++++ Information given ++++

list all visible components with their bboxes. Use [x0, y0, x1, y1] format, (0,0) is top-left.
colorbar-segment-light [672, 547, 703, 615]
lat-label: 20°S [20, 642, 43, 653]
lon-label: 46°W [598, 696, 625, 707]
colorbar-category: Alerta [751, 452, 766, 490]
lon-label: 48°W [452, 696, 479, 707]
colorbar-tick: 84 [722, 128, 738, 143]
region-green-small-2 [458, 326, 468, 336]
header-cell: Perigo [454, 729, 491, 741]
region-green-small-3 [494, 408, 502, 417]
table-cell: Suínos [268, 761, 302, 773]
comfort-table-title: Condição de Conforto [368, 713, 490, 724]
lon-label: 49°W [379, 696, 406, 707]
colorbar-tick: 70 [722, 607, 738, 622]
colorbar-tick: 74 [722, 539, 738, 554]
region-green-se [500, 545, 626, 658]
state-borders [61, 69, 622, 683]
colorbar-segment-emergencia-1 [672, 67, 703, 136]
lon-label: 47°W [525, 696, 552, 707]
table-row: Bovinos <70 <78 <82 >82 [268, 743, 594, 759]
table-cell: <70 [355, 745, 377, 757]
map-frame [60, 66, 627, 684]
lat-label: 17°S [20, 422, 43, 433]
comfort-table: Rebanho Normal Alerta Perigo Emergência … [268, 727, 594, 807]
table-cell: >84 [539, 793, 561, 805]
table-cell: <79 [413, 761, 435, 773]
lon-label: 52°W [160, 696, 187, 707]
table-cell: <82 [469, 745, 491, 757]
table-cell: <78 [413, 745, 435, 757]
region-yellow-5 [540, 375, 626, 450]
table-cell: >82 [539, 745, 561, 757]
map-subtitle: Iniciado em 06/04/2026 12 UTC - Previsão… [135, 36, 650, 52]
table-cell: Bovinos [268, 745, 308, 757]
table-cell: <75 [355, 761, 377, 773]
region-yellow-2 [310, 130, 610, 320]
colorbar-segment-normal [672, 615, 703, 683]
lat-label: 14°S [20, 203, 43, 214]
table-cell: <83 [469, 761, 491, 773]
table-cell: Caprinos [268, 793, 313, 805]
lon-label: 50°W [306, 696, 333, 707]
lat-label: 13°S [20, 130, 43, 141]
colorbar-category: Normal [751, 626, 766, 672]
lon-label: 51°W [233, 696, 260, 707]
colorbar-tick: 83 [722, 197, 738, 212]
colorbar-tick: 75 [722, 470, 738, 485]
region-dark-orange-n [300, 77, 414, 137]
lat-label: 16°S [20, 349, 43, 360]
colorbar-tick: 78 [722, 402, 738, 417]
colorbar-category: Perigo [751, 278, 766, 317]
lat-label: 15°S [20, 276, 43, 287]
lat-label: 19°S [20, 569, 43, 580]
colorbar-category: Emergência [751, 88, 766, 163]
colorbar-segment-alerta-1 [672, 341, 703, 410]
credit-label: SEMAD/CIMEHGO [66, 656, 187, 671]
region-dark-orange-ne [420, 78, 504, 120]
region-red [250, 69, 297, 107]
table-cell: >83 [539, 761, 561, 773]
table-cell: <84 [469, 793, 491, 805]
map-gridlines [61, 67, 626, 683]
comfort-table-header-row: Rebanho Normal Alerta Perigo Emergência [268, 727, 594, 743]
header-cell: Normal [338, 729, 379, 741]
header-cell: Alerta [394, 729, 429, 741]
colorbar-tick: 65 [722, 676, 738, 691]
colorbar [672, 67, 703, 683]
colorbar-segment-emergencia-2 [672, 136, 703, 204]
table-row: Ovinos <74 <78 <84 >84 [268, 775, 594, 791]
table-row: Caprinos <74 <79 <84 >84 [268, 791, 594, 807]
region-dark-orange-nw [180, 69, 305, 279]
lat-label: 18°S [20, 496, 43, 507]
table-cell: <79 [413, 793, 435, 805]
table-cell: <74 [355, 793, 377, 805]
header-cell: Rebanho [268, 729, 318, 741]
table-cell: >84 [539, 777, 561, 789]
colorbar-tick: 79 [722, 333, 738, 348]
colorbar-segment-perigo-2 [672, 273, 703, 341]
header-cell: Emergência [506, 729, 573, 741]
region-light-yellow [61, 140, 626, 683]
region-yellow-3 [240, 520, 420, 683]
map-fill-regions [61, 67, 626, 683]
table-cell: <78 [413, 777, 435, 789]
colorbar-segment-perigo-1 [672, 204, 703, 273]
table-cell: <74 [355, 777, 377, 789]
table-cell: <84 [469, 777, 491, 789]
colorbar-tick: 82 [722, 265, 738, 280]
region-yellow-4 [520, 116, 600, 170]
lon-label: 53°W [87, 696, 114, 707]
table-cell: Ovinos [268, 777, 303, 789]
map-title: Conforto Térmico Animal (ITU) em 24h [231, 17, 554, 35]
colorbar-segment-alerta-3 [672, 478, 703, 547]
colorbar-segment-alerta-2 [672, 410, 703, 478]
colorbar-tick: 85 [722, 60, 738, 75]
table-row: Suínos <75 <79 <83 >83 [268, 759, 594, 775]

++++

_Exercise description_
Copy every row above word for word, keeping each line unchanged.

_Finished task_
list all visible components with their bboxes. Use [x0, y0, x1, y1] format, (0,0) is top-left.
colorbar-segment-light [672, 547, 703, 615]
lat-label: 20°S [20, 642, 43, 653]
lon-label: 46°W [598, 696, 625, 707]
colorbar-category: Alerta [751, 452, 766, 490]
lon-label: 48°W [452, 696, 479, 707]
colorbar-tick: 84 [722, 128, 738, 143]
region-green-small-2 [458, 326, 468, 336]
header-cell: Perigo [454, 729, 491, 741]
region-green-small-3 [494, 408, 502, 417]
table-cell: Suínos [268, 761, 302, 773]
comfort-table-title: Condição de Conforto [368, 713, 490, 724]
lon-label: 49°W [379, 696, 406, 707]
colorbar-tick: 70 [722, 607, 738, 622]
colorbar-tick: 74 [722, 539, 738, 554]
region-green-se [500, 545, 626, 658]
state-borders [61, 69, 622, 683]
colorbar-segment-emergencia-1 [672, 67, 703, 136]
lon-label: 47°W [525, 696, 552, 707]
table-row: Bovinos <70 <78 <82 >82 [268, 743, 594, 759]
table-cell: <70 [355, 745, 377, 757]
map-frame [60, 66, 627, 684]
lat-label: 17°S [20, 422, 43, 433]
comfort-table: Rebanho Normal Alerta Perigo Emergência … [268, 727, 594, 807]
table-cell: >84 [539, 793, 561, 805]
table-cell: <79 [413, 761, 435, 773]
lon-label: 52°W [160, 696, 187, 707]
table-cell: <82 [469, 745, 491, 757]
table-cell: <78 [413, 745, 435, 757]
region-yellow-5 [540, 375, 626, 450]
table-cell: >82 [539, 745, 561, 757]
map-subtitle: Iniciado em 06/04/2026 12 UTC - Previsão… [135, 36, 650, 52]
table-cell: Bovinos [268, 745, 308, 757]
table-cell: <75 [355, 761, 377, 773]
region-yellow-2 [310, 130, 610, 320]
colorbar-segment-normal [672, 615, 703, 683]
lat-label: 14°S [20, 203, 43, 214]
table-cell: <83 [469, 761, 491, 773]
table-cell: Caprinos [268, 793, 313, 805]
lon-label: 50°W [306, 696, 333, 707]
lat-label: 13°S [20, 130, 43, 141]
colorbar-category: Normal [751, 626, 766, 672]
lon-label: 51°W [233, 696, 260, 707]
colorbar-tick: 83 [722, 197, 738, 212]
colorbar-tick: 75 [722, 470, 738, 485]
region-dark-orange-n [300, 77, 414, 137]
lat-label: 16°S [20, 349, 43, 360]
colorbar-tick: 78 [722, 402, 738, 417]
colorbar-category: Perigo [751, 278, 766, 317]
lat-label: 15°S [20, 276, 43, 287]
lat-label: 19°S [20, 569, 43, 580]
colorbar-category: Emergência [751, 88, 766, 163]
colorbar-segment-alerta-1 [672, 341, 703, 410]
credit-label: SEMAD/CIMEHGO [66, 656, 187, 671]
region-dark-orange-ne [420, 78, 504, 120]
region-red [250, 69, 297, 107]
table-cell: >83 [539, 761, 561, 773]
table-cell: <84 [469, 793, 491, 805]
map-gridlines [61, 67, 626, 683]
comfort-table-header-row: Rebanho Normal Alerta Perigo Emergência [268, 727, 594, 743]
header-cell: Normal [338, 729, 379, 741]
header-cell: Alerta [394, 729, 429, 741]
colorbar-tick: 65 [722, 676, 738, 691]
colorbar [672, 67, 703, 683]
colorbar-segment-emergencia-2 [672, 136, 703, 204]
table-row: Ovinos <74 <78 <84 >84 [268, 775, 594, 791]
table-row: Caprinos <74 <79 <84 >84 [268, 791, 594, 807]
region-dark-orange-nw [180, 69, 305, 279]
lat-label: 18°S [20, 496, 43, 507]
table-cell: <79 [413, 793, 435, 805]
table-cell: <74 [355, 793, 377, 805]
header-cell: Rebanho [268, 729, 318, 741]
table-cell: >84 [539, 777, 561, 789]
colorbar-tick: 79 [722, 333, 738, 348]
colorbar-segment-perigo-2 [672, 273, 703, 341]
header-cell: Emergência [506, 729, 573, 741]
region-light-yellow [61, 140, 626, 683]
region-yellow-3 [240, 520, 420, 683]
map-fill-regions [61, 67, 626, 683]
table-cell: <78 [413, 777, 435, 789]
colorbar-segment-perigo-1 [672, 204, 703, 273]
table-cell: <74 [355, 777, 377, 789]
table-cell: <84 [469, 777, 491, 789]
colorbar-tick: 82 [722, 265, 738, 280]
region-yellow-4 [520, 116, 600, 170]
lon-label: 53°W [87, 696, 114, 707]
table-cell: Ovinos [268, 777, 303, 789]
map-title: Conforto Térmico Animal (ITU) em 24h [231, 17, 554, 35]
colorbar-segment-alerta-3 [672, 478, 703, 547]
colorbar-segment-alerta-2 [672, 410, 703, 478]
colorbar-tick: 85 [722, 60, 738, 75]
table-row: Suínos <75 <79 <83 >83 [268, 759, 594, 775]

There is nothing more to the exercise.